**DO THIS:** Copy every line of the data in which the word "title" occurs.

## begin INFORMATION SHOWN

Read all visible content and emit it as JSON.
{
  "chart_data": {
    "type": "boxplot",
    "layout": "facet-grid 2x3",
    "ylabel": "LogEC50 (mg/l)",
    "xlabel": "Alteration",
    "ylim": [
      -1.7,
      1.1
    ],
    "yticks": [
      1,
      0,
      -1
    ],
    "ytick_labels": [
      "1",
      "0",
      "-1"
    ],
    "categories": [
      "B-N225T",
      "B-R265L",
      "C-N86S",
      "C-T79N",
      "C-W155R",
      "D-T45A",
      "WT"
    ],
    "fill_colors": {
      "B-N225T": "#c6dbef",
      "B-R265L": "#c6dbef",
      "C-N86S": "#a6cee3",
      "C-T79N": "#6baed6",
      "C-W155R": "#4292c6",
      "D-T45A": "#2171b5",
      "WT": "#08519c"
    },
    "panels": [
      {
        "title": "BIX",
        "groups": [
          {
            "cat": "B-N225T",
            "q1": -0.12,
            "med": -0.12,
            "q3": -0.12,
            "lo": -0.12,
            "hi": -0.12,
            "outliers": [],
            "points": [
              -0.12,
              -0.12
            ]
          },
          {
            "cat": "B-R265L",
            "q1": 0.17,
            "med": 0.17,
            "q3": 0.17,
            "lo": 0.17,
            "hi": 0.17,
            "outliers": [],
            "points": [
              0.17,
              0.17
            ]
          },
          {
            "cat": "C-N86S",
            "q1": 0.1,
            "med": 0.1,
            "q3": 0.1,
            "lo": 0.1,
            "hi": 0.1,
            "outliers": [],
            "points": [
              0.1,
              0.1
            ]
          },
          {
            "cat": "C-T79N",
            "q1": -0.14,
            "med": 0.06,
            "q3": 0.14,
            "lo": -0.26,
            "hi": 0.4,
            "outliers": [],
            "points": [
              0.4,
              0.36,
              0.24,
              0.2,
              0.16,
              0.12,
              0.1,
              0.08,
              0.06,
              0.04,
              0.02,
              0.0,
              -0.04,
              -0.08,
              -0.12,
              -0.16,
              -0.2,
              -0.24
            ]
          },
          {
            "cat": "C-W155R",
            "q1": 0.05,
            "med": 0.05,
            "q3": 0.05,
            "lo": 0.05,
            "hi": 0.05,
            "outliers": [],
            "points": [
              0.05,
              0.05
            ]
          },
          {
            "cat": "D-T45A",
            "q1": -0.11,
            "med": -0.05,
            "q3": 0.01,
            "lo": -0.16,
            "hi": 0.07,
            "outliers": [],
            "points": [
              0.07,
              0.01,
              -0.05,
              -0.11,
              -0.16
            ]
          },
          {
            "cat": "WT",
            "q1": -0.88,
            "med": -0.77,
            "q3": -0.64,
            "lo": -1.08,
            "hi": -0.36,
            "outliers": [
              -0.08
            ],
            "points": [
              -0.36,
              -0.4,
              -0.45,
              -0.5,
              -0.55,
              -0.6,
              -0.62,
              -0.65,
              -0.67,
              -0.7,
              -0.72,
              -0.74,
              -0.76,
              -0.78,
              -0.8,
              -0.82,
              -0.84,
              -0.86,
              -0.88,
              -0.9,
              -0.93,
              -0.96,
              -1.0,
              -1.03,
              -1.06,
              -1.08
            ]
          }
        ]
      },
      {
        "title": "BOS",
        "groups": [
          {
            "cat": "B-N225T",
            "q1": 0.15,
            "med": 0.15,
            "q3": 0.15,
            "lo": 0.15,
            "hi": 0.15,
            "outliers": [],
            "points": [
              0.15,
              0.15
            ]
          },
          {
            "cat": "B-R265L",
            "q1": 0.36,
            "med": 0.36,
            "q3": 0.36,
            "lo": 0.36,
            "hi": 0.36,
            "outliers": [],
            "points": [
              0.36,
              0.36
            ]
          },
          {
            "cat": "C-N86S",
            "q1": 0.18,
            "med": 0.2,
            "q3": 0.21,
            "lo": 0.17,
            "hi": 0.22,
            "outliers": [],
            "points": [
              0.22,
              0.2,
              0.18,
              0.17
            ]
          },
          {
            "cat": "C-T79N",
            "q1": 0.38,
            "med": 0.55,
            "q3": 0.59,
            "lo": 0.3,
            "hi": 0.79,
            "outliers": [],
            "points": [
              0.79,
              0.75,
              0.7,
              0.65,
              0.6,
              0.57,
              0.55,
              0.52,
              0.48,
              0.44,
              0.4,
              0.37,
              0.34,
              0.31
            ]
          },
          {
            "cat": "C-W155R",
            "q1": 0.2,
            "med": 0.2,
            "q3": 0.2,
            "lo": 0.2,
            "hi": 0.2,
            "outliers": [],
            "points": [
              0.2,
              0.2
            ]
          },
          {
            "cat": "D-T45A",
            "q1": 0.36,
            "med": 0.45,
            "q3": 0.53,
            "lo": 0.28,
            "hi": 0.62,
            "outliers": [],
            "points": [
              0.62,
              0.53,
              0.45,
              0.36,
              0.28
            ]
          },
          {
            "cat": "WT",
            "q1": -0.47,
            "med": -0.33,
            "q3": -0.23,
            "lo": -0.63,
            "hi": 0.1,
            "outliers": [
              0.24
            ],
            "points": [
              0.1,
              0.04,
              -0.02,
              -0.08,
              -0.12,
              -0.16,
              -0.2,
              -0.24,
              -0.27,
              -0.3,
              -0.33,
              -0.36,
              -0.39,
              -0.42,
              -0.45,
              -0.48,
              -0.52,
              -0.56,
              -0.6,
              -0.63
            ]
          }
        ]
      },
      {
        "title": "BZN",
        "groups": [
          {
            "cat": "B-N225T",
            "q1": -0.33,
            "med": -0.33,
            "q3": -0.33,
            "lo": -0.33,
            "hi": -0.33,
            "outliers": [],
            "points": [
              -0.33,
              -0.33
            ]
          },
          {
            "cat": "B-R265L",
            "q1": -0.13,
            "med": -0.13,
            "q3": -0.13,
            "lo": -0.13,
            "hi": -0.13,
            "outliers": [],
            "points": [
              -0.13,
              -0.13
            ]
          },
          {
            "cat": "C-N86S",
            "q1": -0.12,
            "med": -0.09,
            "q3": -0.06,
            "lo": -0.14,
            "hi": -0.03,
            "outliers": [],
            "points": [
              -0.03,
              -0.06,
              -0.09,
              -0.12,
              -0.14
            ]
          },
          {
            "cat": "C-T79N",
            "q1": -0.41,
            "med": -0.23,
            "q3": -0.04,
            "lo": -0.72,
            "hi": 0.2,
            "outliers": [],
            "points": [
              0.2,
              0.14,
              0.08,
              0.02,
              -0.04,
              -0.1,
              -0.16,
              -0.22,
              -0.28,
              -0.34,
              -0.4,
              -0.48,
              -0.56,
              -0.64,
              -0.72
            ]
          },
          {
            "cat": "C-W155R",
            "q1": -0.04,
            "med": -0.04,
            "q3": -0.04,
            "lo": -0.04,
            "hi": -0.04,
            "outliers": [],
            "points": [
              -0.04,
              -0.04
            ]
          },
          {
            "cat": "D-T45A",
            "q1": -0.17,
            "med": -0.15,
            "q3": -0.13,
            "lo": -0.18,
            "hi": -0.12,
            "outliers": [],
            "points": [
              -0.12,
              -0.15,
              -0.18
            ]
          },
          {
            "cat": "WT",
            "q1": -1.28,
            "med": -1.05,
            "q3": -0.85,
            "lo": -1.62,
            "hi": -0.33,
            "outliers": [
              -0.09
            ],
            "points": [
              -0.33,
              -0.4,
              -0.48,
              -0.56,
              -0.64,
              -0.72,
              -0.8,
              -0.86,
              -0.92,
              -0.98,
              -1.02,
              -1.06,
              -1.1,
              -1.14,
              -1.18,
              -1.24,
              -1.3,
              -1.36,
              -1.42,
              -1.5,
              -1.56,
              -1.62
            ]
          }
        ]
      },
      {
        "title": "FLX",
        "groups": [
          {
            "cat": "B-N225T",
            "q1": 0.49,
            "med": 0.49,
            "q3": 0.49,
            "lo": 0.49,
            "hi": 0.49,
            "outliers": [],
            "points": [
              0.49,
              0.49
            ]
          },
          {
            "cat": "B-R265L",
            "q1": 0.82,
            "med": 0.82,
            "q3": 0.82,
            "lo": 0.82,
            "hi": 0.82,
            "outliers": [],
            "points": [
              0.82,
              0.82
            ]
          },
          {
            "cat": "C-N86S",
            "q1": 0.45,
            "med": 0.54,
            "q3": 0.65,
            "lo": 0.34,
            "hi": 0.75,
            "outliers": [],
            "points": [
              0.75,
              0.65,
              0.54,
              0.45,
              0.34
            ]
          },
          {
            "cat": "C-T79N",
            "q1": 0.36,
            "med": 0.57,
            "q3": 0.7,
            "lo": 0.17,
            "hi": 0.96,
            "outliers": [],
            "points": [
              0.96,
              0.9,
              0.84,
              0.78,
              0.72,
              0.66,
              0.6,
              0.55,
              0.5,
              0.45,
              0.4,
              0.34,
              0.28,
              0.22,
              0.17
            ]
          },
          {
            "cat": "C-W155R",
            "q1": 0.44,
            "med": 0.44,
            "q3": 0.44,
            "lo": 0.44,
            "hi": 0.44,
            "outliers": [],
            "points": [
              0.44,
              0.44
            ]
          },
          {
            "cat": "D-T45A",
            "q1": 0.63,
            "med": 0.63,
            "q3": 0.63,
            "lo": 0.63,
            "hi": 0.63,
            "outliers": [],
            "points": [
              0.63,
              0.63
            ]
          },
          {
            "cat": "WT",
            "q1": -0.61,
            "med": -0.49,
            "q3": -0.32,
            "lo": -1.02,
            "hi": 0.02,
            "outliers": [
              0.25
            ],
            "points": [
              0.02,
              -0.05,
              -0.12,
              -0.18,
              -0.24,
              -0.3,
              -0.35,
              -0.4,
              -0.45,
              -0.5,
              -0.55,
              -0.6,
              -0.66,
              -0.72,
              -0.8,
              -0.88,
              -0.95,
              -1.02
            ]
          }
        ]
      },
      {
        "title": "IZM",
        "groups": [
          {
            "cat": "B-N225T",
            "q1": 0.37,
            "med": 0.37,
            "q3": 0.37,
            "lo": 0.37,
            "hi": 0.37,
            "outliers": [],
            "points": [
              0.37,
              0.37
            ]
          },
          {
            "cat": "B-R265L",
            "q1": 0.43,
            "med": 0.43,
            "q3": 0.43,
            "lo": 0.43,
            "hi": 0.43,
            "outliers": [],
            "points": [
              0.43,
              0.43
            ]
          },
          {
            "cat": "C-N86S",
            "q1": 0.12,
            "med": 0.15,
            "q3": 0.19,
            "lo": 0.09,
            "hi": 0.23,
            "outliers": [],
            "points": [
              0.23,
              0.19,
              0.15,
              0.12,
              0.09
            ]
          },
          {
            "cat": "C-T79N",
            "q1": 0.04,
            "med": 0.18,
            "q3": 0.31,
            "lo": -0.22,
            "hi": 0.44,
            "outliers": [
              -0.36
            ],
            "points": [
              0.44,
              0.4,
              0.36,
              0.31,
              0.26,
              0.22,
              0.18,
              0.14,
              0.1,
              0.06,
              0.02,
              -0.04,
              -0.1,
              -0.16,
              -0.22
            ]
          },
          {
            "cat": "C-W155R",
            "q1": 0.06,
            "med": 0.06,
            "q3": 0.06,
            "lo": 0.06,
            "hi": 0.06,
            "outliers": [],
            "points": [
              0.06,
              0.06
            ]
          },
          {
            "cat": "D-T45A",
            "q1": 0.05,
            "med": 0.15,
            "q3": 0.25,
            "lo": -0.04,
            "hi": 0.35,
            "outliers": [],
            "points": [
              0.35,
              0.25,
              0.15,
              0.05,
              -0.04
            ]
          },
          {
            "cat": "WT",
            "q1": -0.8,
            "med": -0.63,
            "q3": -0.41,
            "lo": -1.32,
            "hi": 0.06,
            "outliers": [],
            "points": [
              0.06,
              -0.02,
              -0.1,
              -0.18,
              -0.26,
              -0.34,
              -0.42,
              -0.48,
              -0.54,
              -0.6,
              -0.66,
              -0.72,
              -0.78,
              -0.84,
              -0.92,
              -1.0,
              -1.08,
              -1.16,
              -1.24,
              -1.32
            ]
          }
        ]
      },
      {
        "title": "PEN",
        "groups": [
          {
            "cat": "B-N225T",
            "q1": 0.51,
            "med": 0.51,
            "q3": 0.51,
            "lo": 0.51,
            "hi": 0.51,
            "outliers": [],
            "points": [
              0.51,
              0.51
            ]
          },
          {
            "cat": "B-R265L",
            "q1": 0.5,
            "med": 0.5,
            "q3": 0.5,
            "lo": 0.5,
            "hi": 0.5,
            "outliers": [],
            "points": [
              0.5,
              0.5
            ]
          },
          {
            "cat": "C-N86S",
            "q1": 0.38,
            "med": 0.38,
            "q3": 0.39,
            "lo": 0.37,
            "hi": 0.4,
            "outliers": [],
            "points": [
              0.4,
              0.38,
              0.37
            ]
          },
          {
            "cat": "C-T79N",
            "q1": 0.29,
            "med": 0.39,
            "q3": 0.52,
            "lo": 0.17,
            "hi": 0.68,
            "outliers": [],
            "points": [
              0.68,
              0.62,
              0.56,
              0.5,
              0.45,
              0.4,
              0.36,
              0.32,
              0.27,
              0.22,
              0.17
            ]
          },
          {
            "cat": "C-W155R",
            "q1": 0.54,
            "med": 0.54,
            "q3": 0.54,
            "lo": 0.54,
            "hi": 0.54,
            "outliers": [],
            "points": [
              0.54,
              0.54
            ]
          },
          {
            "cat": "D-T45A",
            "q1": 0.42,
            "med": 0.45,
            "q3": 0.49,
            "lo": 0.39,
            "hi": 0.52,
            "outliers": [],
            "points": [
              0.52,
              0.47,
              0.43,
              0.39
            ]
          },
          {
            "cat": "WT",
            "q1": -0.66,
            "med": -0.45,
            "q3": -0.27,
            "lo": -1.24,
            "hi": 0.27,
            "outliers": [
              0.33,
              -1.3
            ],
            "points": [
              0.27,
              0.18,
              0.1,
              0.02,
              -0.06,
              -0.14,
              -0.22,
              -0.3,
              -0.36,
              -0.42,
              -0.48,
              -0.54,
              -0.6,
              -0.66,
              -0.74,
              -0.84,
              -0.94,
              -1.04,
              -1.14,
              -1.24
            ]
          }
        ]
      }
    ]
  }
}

## end INFORMATION SHOWN

**RESPONSE:**
        "title": "BIX",
        "title": "BOS",
        "title": "BZN",
        "title": "FLX",
        "title": "IZM",
        "title": "PEN",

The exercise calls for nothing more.